Lay out every line of the listing below as a Markdown table with the columns "Row" and "Entry," numbering the rows in order and leaving out any blank lines.

-- BEGIN RECORDS SUPPLIED --

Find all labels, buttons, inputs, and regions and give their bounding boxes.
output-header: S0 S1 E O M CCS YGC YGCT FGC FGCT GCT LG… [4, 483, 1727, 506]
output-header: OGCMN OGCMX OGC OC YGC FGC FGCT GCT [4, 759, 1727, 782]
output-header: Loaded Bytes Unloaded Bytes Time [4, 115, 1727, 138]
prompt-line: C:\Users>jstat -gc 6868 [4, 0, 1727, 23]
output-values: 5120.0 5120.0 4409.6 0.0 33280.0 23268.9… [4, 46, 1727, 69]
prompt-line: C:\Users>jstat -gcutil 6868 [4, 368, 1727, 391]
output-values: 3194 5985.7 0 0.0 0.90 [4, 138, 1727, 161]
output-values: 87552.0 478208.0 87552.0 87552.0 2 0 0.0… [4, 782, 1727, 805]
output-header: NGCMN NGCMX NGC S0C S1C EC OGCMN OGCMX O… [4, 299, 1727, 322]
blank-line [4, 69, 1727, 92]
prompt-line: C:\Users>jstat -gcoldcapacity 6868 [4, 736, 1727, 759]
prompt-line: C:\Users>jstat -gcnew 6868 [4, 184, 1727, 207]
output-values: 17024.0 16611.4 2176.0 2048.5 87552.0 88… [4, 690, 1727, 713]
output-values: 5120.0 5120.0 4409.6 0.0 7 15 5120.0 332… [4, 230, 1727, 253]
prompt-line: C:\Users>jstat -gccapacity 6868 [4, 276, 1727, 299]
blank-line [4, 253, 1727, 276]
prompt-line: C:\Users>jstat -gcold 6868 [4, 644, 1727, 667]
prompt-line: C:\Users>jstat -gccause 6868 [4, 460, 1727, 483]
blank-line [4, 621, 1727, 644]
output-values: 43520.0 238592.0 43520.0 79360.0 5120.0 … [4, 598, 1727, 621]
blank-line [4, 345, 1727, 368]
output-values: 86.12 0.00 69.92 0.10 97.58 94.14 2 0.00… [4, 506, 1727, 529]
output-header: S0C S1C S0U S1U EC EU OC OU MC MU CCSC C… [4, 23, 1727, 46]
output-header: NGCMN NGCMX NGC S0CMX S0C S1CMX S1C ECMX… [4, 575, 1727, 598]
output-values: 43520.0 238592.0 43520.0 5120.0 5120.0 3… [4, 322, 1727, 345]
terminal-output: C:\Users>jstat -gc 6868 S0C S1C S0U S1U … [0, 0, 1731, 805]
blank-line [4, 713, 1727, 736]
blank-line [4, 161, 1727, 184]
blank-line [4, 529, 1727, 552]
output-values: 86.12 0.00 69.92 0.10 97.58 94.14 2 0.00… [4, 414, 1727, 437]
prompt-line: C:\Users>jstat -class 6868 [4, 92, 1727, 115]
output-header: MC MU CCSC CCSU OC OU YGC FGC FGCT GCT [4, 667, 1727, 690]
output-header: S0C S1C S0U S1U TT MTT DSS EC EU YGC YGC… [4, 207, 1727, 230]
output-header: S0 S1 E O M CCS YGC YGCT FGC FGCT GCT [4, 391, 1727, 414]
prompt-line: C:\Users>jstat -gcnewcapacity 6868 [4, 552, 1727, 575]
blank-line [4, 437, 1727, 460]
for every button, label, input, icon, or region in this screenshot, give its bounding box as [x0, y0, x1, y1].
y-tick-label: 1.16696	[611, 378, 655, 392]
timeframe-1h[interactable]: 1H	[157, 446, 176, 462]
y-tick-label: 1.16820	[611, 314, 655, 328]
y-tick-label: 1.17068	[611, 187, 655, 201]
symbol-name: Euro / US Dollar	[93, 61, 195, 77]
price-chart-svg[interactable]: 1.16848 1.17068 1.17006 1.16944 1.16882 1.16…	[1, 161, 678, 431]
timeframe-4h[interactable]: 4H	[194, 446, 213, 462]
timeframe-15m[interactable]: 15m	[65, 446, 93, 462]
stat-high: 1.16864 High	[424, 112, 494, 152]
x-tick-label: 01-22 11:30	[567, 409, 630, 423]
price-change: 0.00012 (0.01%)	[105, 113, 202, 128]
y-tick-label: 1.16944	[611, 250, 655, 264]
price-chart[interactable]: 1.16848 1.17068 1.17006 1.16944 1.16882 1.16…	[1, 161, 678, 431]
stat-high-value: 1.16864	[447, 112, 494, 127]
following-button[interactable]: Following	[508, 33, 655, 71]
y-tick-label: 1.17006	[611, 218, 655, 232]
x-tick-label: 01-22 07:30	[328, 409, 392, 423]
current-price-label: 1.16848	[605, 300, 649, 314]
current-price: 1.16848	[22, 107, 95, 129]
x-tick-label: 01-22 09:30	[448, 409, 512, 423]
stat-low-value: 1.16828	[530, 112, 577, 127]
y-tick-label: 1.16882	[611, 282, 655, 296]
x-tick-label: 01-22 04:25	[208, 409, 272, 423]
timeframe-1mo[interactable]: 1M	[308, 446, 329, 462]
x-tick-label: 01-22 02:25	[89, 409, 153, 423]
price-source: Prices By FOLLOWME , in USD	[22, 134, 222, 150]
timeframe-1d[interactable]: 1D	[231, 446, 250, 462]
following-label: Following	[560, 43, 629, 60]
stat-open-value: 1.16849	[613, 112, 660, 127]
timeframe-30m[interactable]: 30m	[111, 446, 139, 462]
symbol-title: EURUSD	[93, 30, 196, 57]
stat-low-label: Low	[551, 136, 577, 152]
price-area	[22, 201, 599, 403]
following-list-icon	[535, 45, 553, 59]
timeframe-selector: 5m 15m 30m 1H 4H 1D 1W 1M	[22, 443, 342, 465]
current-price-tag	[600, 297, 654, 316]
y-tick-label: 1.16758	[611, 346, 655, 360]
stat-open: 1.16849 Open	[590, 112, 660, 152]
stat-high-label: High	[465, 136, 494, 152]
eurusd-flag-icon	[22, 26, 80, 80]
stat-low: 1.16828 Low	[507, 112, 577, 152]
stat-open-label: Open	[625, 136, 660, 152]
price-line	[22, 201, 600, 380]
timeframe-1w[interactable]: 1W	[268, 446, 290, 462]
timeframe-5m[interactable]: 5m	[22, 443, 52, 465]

-- END RECORDS SUPPLIED --

● **TASK RESULT**
| Row | Entry |
|---|---|
| 1 | Find all labels, buttons, inputs, and regions and give their bounding boxes. |
| 2 | output-header: S0 S1 E O M CCS YGC YGCT FGC FGCT GCT LG… [4, 483, 1727, 506] |
| 3 | output-header: OGCMN OGCMX OGC OC YGC FGC FGCT GCT [4, 759, 1727, 782] |
| 4 | output-header: Loaded Bytes Unloaded Bytes Time [4, 115, 1727, 138] |
| 5 | prompt-line: C:\Users>jstat -gc 6868 [4, 0, 1727, 23] |
| 6 | output-values: 5120.0 5120.0 4409.6 0.0 33280.0 23268.9… [4, 46, 1727, 69] |
| 7 | prompt-line: C:\Users>jstat -gcutil 6868 [4, 368, 1727, 391] |
| 8 | output-values: 3194 5985.7 0 0.0 0.90 [4, 138, 1727, 161] |
| 9 | output-values: 87552.0 478208.0 87552.0 87552.0 2 0 0.0… [4, 782, 1727, 805] |
| 10 | output-header: NGCMN NGCMX NGC S0C S1C EC OGCMN OGCMX O… [4, 299, 1727, 322] |
| 11 | blank-line [4, 69, 1727, 92] |
| 12 | prompt-line: C:\Users>jstat -gcoldcapacity 6868 [4, 736, 1727, 759] |
| 13 | prompt-line: C:\Users>jstat -gcnew 6868 [4, 184, 1727, 207] |
| 14 | output-values: 17024.0 16611.4 2176.0 2048.5 87552.0 88… [4, 690, 1727, 713] |
| 15 | output-values: 5120.0 5120.0 4409.6 0.0 7 15 5120.0 332… [4, 230, 1727, 253] |
| 16 | prompt-line: C:\Users>jstat -gccapacity 6868 [4, 276, 1727, 299] |
| 17 | blank-line [4, 253, 1727, 276] |
| 18 | prompt-line: C:\Users>jstat -gcold 6868 [4, 644, 1727, 667] |
| 19 | prompt-line: C:\Users>jstat -gccause 6868 [4, 460, 1727, 483] |
| 20 | blank-line [4, 621, 1727, 644] |
| 21 | output-values: 43520.0 238592.0 43520.0 79360.0 5120.0 … [4, 598, 1727, 621] |
| 22 | blank-line [4, 345, 1727, 368] |
| 23 | output-values: 86.12 0.00 69.92 0.10 97.58 94.14 2 0.00… [4, 506, 1727, 529] |
| 24 | output-header: S0C S1C S0U S1U EC EU OC OU MC MU CCSC C… [4, 23, 1727, 46] |
| 25 | output-header: NGCMN NGCMX NGC S0CMX S0C S1CMX S1C ECMX… [4, 575, 1727, 598] |
| 26 | output-values: 43520.0 238592.0 43520.0 5120.0 5120.0 3… [4, 322, 1727, 345] |
| 27 | terminal-output: C:\Users>jstat -gc 6868 S0C S1C S0U S1U … [0, 0, 1731, 805] |
| 28 | blank-line [4, 713, 1727, 736] |
| 29 | blank-line [4, 161, 1727, 184] |
| 30 | blank-line [4, 529, 1727, 552] |
| 31 | output-values: 86.12 0.00 69.92 0.10 97.58 94.14 2 0.00… [4, 414, 1727, 437] |
| 32 | prompt-line: C:\Users>jstat -class 6868 [4, 92, 1727, 115] |
| 33 | output-header: MC MU CCSC CCSU OC OU YGC FGC FGCT GCT [4, 667, 1727, 690] |
| 34 | output-header: S0C S1C S0U S1U TT MTT DSS EC EU YGC YGC… [4, 207, 1727, 230] |
| 35 | output-header: S0 S1 E O M CCS YGC YGCT FGC FGCT GCT [4, 391, 1727, 414] |
| 36 | prompt-line: C:\Users>jstat -gcnewcapacity 6868 [4, 552, 1727, 575] |
| 37 | blank-line [4, 437, 1727, 460] |
| 38 | for every button, label, input, icon, or region in this screenshot, give its bounding box as [x0, y0, x1, y1]. |
| 39 | y-tick-label: 1.16696	[611, 378, 655, 392] |
| 40 | timeframe-1h[interactable]: 1H	[157, 446, 176, 462] |
| 41 | y-tick-label: 1.16820	[611, 314, 655, 328] |
| 42 | y-tick-label: 1.17068	[611, 187, 655, 201] |
| 43 | symbol-name: Euro / US Dollar	[93, 61, 195, 77] |
| 44 | price-chart-svg[interactable]: 1.16848 1.17068 1.17006 1.16944 1.16882 1.16…	[1, 161, 678, 431] |
| 45 | timeframe-4h[interactable]: 4H	[194, 446, 213, 462] |
| 46 | timeframe-15m[interactable]: 15m	[65, 446, 93, 462] |
| 47 | stat-high: 1.16864 High	[424, 112, 494, 152] |
| 48 | x-tick-label: 01-22 11:30	[567, 409, 630, 423] |
| 49 | price-change: 0.00012 (0.01%)	[105, 113, 202, 128] |
| 50 | y-tick-label: 1.16944	[611, 250, 655, 264] |
| 51 | price-chart[interactable]: 1.16848 1.17068 1.17006 1.16944 1.16882 1.16…	[1, 161, 678, 431] |
| 52 | stat-high-value: 1.16864	[447, 112, 494, 127] |
| 53 | following-button[interactable]: Following	[508, 33, 655, 71] |
| 54 | y-tick-label: 1.17006	[611, 218, 655, 232] |
| 55 | x-tick-label: 01-22 07:30	[328, 409, 392, 423] |
| 56 | current-price-label: 1.16848	[605, 300, 649, 314] |
| 57 | current-price: 1.16848	[22, 107, 95, 129] |
| 58 | x-tick-label: 01-22 09:30	[448, 409, 512, 423] |
| 59 | stat-low-value: 1.16828	[530, 112, 577, 127] |
| 60 | y-tick-label: 1.16882	[611, 282, 655, 296] |
| 61 | x-tick-label: 01-22 04:25	[208, 409, 272, 423] |
| 62 | timeframe-1mo[interactable]: 1M	[308, 446, 329, 462] |
| 63 | x-tick-label: 01-22 02:25	[89, 409, 153, 423] |
| 64 | price-source: Prices By FOLLOWME , in USD	[22, 134, 222, 150] |
| 65 | timeframe-1d[interactable]: 1D	[231, 446, 250, 462] |
| 66 | following-label: Following	[560, 43, 629, 60] |
| 67 | stat-open-value: 1.16849	[613, 112, 660, 127] |
| 68 | timeframe-30m[interactable]: 30m	[111, 446, 139, 462] |
| 69 | symbol-title: EURUSD	[93, 30, 196, 57] |
| 70 | stat-low-label: Low	[551, 136, 577, 152] |
| 71 | price-area	[22, 201, 599, 403] |
| 72 | following-list-icon	[535, 45, 553, 59] |
| 73 | timeframe-selector: 5m 15m 30m 1H 4H 1D 1W 1M	[22, 443, 342, 465] |
| 74 | current-price-tag	[600, 297, 654, 316] |
| 75 | y-tick-label: 1.16758	[611, 346, 655, 360] |
| 76 | stat-open: 1.16849 Open	[590, 112, 660, 152] |
| 77 | stat-high-label: High	[465, 136, 494, 152] |
| 78 | eurusd-flag-icon	[22, 26, 80, 80] |
| 79 | stat-low: 1.16828 Low	[507, 112, 577, 152] |
| 80 | stat-open-label: Open	[625, 136, 660, 152] |
| 81 | price-line	[22, 201, 600, 380] |
| 82 | timeframe-1w[interactable]: 1W	[268, 446, 290, 462] |
| 83 | timeframe-5m[interactable]: 5m	[22, 443, 52, 465] |